▶ **PROBLEM STATEMENT**
Write out every entry exactly as given, but omit the pictures.

═══ ENTRIES

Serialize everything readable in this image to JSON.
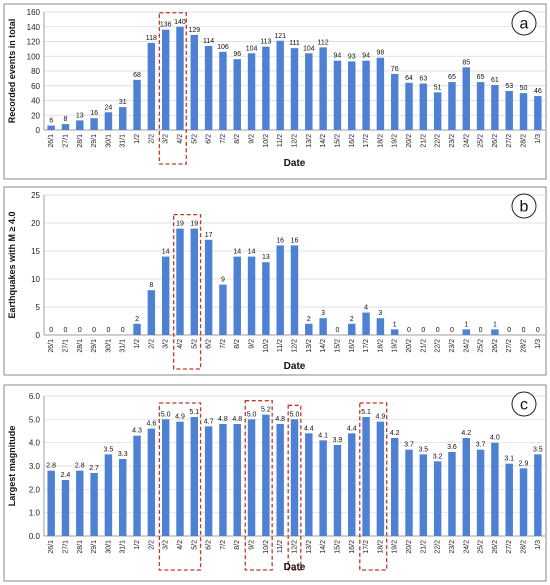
{
  "chart_data": [
    {
      "type": "bar",
      "panel": "a",
      "color": "#4f81d2",
      "categories": [
        "26/1",
        "27/1",
        "28/1",
        "29/1",
        "30/1",
        "31/1",
        "1/2",
        "2/2",
        "3/2",
        "4/2",
        "5/2",
        "6/2",
        "7/2",
        "8/2",
        "9/2",
        "10/2",
        "11/2",
        "12/2",
        "13/2",
        "14/2",
        "15/2",
        "16/2",
        "17/2",
        "18/2",
        "19/2",
        "20/2",
        "21/2",
        "22/2",
        "23/2",
        "24/2",
        "25/2",
        "26/2",
        "27/2",
        "28/2",
        "1/3"
      ],
      "values": [
        6,
        8,
        13,
        16,
        24,
        31,
        68,
        118,
        136,
        140,
        129,
        114,
        106,
        96,
        104,
        113,
        121,
        111,
        104,
        112,
        94,
        93,
        94,
        98,
        76,
        64,
        63,
        51,
        65,
        85,
        65,
        61,
        53,
        50,
        46
      ],
      "labels": [
        "6",
        "8",
        "13",
        "16",
        "24",
        "31",
        "68",
        "118",
        "136",
        "140",
        "129",
        "114",
        "106",
        "96",
        "104",
        "113",
        "121",
        "111",
        "104",
        "112",
        "94",
        "93",
        "94",
        "98",
        "76",
        "64",
        "63",
        "51",
        "65",
        "85",
        "65",
        "61",
        "53",
        "50",
        "46"
      ],
      "xlabel": "Date",
      "ylabel": "Recorded events in total",
      "ylim": [
        0,
        160
      ],
      "yticks": [
        0,
        20,
        40,
        60,
        80,
        100,
        120,
        140,
        160
      ],
      "ytick_labels": [
        "0",
        "20",
        "40",
        "60",
        "80",
        "100",
        "120",
        "140",
        "160"
      ],
      "grid": true,
      "highlight_ranges": [
        [
          8,
          9
        ]
      ]
    },
    {
      "type": "bar",
      "panel": "b",
      "color": "#4f81d2",
      "categories": [
        "26/1",
        "27/1",
        "28/1",
        "29/1",
        "30/1",
        "31/1",
        "1/2",
        "2/2",
        "3/2",
        "4/2",
        "5/2",
        "6/2",
        "7/2",
        "8/2",
        "9/2",
        "10/2",
        "11/2",
        "12/2",
        "13/2",
        "14/2",
        "15/2",
        "16/2",
        "17/2",
        "18/2",
        "19/2",
        "20/2",
        "21/2",
        "22/2",
        "23/2",
        "24/2",
        "25/2",
        "26/2",
        "27/2",
        "28/2",
        "1/3"
      ],
      "values": [
        0,
        0,
        0,
        0,
        0,
        0,
        2,
        8,
        14,
        19,
        19,
        17,
        9,
        14,
        14,
        13,
        16,
        16,
        2,
        3,
        0,
        2,
        4,
        3,
        1,
        0,
        0,
        0,
        0,
        1,
        0,
        1,
        0,
        0,
        0
      ],
      "labels": [
        "0",
        "0",
        "0",
        "0",
        "0",
        "0",
        "2",
        "8",
        "14",
        "19",
        "19",
        "17",
        "9",
        "14",
        "14",
        "13",
        "16",
        "16",
        "2",
        "3",
        "0",
        "2",
        "4",
        "3",
        "1",
        "0",
        "0",
        "0",
        "0",
        "1",
        "0",
        "1",
        "0",
        "0",
        "0"
      ],
      "xlabel": "Date",
      "ylabel": "Earthquakes with M ≥ 4.0",
      "ylim": [
        0,
        25
      ],
      "yticks": [
        0,
        5,
        10,
        15,
        20,
        25
      ],
      "ytick_labels": [
        "0",
        "5",
        "10",
        "15",
        "20",
        "25"
      ],
      "grid": true,
      "highlight_ranges": [
        [
          9,
          10
        ]
      ]
    },
    {
      "type": "bar",
      "panel": "c",
      "color": "#4f81d2",
      "categories": [
        "26/1",
        "27/1",
        "28/1",
        "29/1",
        "30/1",
        "31/1",
        "1/2",
        "2/2",
        "3/2",
        "4/2",
        "5/2",
        "6/2",
        "7/2",
        "8/2",
        "9/2",
        "10/2",
        "11/2",
        "12/2",
        "13/2",
        "14/2",
        "15/2",
        "16/2",
        "17/2",
        "18/2",
        "19/2",
        "20/2",
        "21/2",
        "22/2",
        "23/2",
        "24/2",
        "25/2",
        "26/2",
        "27/2",
        "28/2",
        "1/3"
      ],
      "values": [
        2.8,
        2.4,
        2.8,
        2.7,
        3.5,
        3.3,
        4.3,
        4.6,
        5.0,
        4.9,
        5.1,
        4.7,
        4.8,
        4.8,
        5.0,
        5.2,
        4.8,
        5.0,
        4.4,
        4.1,
        3.9,
        4.4,
        5.1,
        4.9,
        4.2,
        3.7,
        3.5,
        3.2,
        3.6,
        4.2,
        3.7,
        4.0,
        3.1,
        2.9,
        3.5
      ],
      "labels": [
        "2.8",
        "2.4",
        "2.8",
        "2.7",
        "3.5",
        "3.3",
        "4.3",
        "4.6",
        "5.0",
        "4.9",
        "5.1",
        "4.7",
        "4.8",
        "4.8",
        "5.0",
        "5.2",
        "4.8",
        "5.0",
        "4.4",
        "4.1",
        "3.9",
        "4.4",
        "5.1",
        "4.9",
        "4.2",
        "3.7",
        "3.5",
        "3.2",
        "3.6",
        "4.2",
        "3.7",
        "4.0",
        "3.1",
        "2.9",
        "3.5"
      ],
      "xlabel": "Date",
      "ylabel": "Largest magnitude",
      "ylim": [
        0,
        6
      ],
      "yticks": [
        0,
        1,
        2,
        3,
        4,
        5,
        6
      ],
      "ytick_labels": [
        "0.0",
        "1.0",
        "2.0",
        "3.0",
        "4.0",
        "5.0",
        "6.0"
      ],
      "grid": true,
      "highlight_ranges": [
        [
          8,
          10
        ],
        [
          14,
          15
        ],
        [
          17,
          17
        ],
        [
          22,
          23
        ]
      ]
    }
  ]
}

══════

▶ **PROBLEM SOLUTION**
Serialize everything readable in this image to JSON.
{
  "chart_data": [
    {
      "type": "bar",
      "panel": "a",
      "color": "#4f81d2",
      "categories": [
        "26/1",
        "27/1",
        "28/1",
        "29/1",
        "30/1",
        "31/1",
        "1/2",
        "2/2",
        "3/2",
        "4/2",
        "5/2",
        "6/2",
        "7/2",
        "8/2",
        "9/2",
        "10/2",
        "11/2",
        "12/2",
        "13/2",
        "14/2",
        "15/2",
        "16/2",
        "17/2",
        "18/2",
        "19/2",
        "20/2",
        "21/2",
        "22/2",
        "23/2",
        "24/2",
        "25/2",
        "26/2",
        "27/2",
        "28/2",
        "1/3"
      ],
      "values": [
        6,
        8,
        13,
        16,
        24,
        31,
        68,
        118,
        136,
        140,
        129,
        114,
        106,
        96,
        104,
        113,
        121,
        111,
        104,
        112,
        94,
        93,
        94,
        98,
        76,
        64,
        63,
        51,
        65,
        85,
        65,
        61,
        53,
        50,
        46
      ],
      "labels": [
        "6",
        "8",
        "13",
        "16",
        "24",
        "31",
        "68",
        "118",
        "136",
        "140",
        "129",
        "114",
        "106",
        "96",
        "104",
        "113",
        "121",
        "111",
        "104",
        "112",
        "94",
        "93",
        "94",
        "98",
        "76",
        "64",
        "63",
        "51",
        "65",
        "85",
        "65",
        "61",
        "53",
        "50",
        "46"
      ],
      "xlabel": "Date",
      "ylabel": "Recorded events in total",
      "ylim": [
        0,
        160
      ],
      "yticks": [
        0,
        20,
        40,
        60,
        80,
        100,
        120,
        140,
        160
      ],
      "ytick_labels": [
        "0",
        "20",
        "40",
        "60",
        "80",
        "100",
        "120",
        "140",
        "160"
      ],
      "grid": true,
      "highlight_ranges": [
        [
          8,
          9
        ]
      ]
    },
    {
      "type": "bar",
      "panel": "b",
      "color": "#4f81d2",
      "categories": [
        "26/1",
        "27/1",
        "28/1",
        "29/1",
        "30/1",
        "31/1",
        "1/2",
        "2/2",
        "3/2",
        "4/2",
        "5/2",
        "6/2",
        "7/2",
        "8/2",
        "9/2",
        "10/2",
        "11/2",
        "12/2",
        "13/2",
        "14/2",
        "15/2",
        "16/2",
        "17/2",
        "18/2",
        "19/2",
        "20/2",
        "21/2",
        "22/2",
        "23/2",
        "24/2",
        "25/2",
        "26/2",
        "27/2",
        "28/2",
        "1/3"
      ],
      "values": [
        0,
        0,
        0,
        0,
        0,
        0,
        2,
        8,
        14,
        19,
        19,
        17,
        9,
        14,
        14,
        13,
        16,
        16,
        2,
        3,
        0,
        2,
        4,
        3,
        1,
        0,
        0,
        0,
        0,
        1,
        0,
        1,
        0,
        0,
        0
      ],
      "labels": [
        "0",
        "0",
        "0",
        "0",
        "0",
        "0",
        "2",
        "8",
        "14",
        "19",
        "19",
        "17",
        "9",
        "14",
        "14",
        "13",
        "16",
        "16",
        "2",
        "3",
        "0",
        "2",
        "4",
        "3",
        "1",
        "0",
        "0",
        "0",
        "0",
        "1",
        "0",
        "1",
        "0",
        "0",
        "0"
      ],
      "xlabel": "Date",
      "ylabel": "Earthquakes with M ≥ 4.0",
      "ylim": [
        0,
        25
      ],
      "yticks": [
        0,
        5,
        10,
        15,
        20,
        25
      ],
      "ytick_labels": [
        "0",
        "5",
        "10",
        "15",
        "20",
        "25"
      ],
      "grid": true,
      "highlight_ranges": [
        [
          9,
          10
        ]
      ]
    },
    {
      "type": "bar",
      "panel": "c",
      "color": "#4f81d2",
      "categories": [
        "26/1",
        "27/1",
        "28/1",
        "29/1",
        "30/1",
        "31/1",
        "1/2",
        "2/2",
        "3/2",
        "4/2",
        "5/2",
        "6/2",
        "7/2",
        "8/2",
        "9/2",
        "10/2",
        "11/2",
        "12/2",
        "13/2",
        "14/2",
        "15/2",
        "16/2",
        "17/2",
        "18/2",
        "19/2",
        "20/2",
        "21/2",
        "22/2",
        "23/2",
        "24/2",
        "25/2",
        "26/2",
        "27/2",
        "28/2",
        "1/3"
      ],
      "values": [
        2.8,
        2.4,
        2.8,
        2.7,
        3.5,
        3.3,
        4.3,
        4.6,
        5.0,
        4.9,
        5.1,
        4.7,
        4.8,
        4.8,
        5.0,
        5.2,
        4.8,
        5.0,
        4.4,
        4.1,
        3.9,
        4.4,
        5.1,
        4.9,
        4.2,
        3.7,
        3.5,
        3.2,
        3.6,
        4.2,
        3.7,
        4.0,
        3.1,
        2.9,
        3.5
      ],
      "labels": [
        "2.8",
        "2.4",
        "2.8",
        "2.7",
        "3.5",
        "3.3",
        "4.3",
        "4.6",
        "5.0",
        "4.9",
        "5.1",
        "4.7",
        "4.8",
        "4.8",
        "5.0",
        "5.2",
        "4.8",
        "5.0",
        "4.4",
        "4.1",
        "3.9",
        "4.4",
        "5.1",
        "4.9",
        "4.2",
        "3.7",
        "3.5",
        "3.2",
        "3.6",
        "4.2",
        "3.7",
        "4.0",
        "3.1",
        "2.9",
        "3.5"
      ],
      "xlabel": "Date",
      "ylabel": "Largest magnitude",
      "ylim": [
        0,
        6
      ],
      "yticks": [
        0,
        1,
        2,
        3,
        4,
        5,
        6
      ],
      "ytick_labels": [
        "0.0",
        "1.0",
        "2.0",
        "3.0",
        "4.0",
        "5.0",
        "6.0"
      ],
      "grid": true,
      "highlight_ranges": [
        [
          8,
          10
        ],
        [
          14,
          15
        ],
        [
          17,
          17
        ],
        [
          22,
          23
        ]
      ]
    }
  ]
}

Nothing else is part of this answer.